--- start of PAGE ---

I'm not an optimization expert, but the only obvious improvement I see is to get rid or reduce the iterations of the loop. Depending on the language and compiler, you could rewrite that loop to take advantage of SIMD, either implicitly or explicitly.

The fastest way I can think of using SIMD is the same way as usual, but with packed values. (And 1 -> accumulate -> shift -> loop) In software, you'd have to compare each bit I think, at least for the smallest packed value you can use.

Centripetal Horse posted:

Some people mentioned POPCNT, but I remember reading that POPCNT has (had?) some sort of issue with getting tied up waiting for registers for no good reason, which could make it very slow at times.

Yes, but iirc it's still faster and smaller than the alternative.

--- end of PAGE ---
--- start of EXTRACTED ENTRIES ---

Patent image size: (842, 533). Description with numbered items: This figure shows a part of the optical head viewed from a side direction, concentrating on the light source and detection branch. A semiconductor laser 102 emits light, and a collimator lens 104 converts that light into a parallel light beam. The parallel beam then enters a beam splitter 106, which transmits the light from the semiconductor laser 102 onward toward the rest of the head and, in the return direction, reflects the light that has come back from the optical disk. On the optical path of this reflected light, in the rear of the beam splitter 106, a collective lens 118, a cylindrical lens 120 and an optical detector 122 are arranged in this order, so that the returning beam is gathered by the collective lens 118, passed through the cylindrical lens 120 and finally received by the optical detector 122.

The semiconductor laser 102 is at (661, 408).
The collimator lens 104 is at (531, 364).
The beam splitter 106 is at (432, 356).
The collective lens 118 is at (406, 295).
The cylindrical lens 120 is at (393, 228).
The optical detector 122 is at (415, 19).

--- end of EXTRACTED ENTRIES ---

= REQUIREMENTS =
(A) Summarize the optimization discussion in two sentences.
(B) Continue the optimization discussion from its final sentence.
The records have no connection to the text.

= RESULTS OF THE EXERCISE =
(A) The writer suggests removing or reducing the loop's iterations, for instance by rewriting it to use SIMD with packed values, and notes that in software each bit would probably have to be compared. Responding to a post recalling that POPCNT could become very slow while waiting on registers, the writer agrees but recalls that it is still faster and smaller than the alternative.

(B)
Found what you referenced: http://stackoverflow.com/questions/25078285/replacing-a-32-bit-loop-count-variable-with-64-bit-introduces-crazy-performance

dougdrums fucked around with this message at 03:54 on Jun 20, 2016

Contra Duck
Nov 4, 2004

#1 DAD

quote:

You may have a point about people being able to get by without ever strictly needing bitwise operators, but to have gotten to "senior" level without being exposed to them enough to be able to shift bits down and count them off, it seems like you'd have to almost actively avoid learning about them.

It's not because they've never seen them, it's because they haven't needed them for 10+ years. Skills atrophy if you don't use them and if someone's hasn't had to use a bitshift operator since some class they took in 1998 then yeah they're likely to have forgotten how all that stuff works. It's not a hard question, but at the same time I'd expect a fresh graduate to give me a better answer to that than the guy who's been a front-end dev for the past decade just because the grad has been exposed to it more recently.

Infinotize
Sep 5, 2003

Centripetal Horse posted:

Are these candidates actually unable to write a simple bit counter?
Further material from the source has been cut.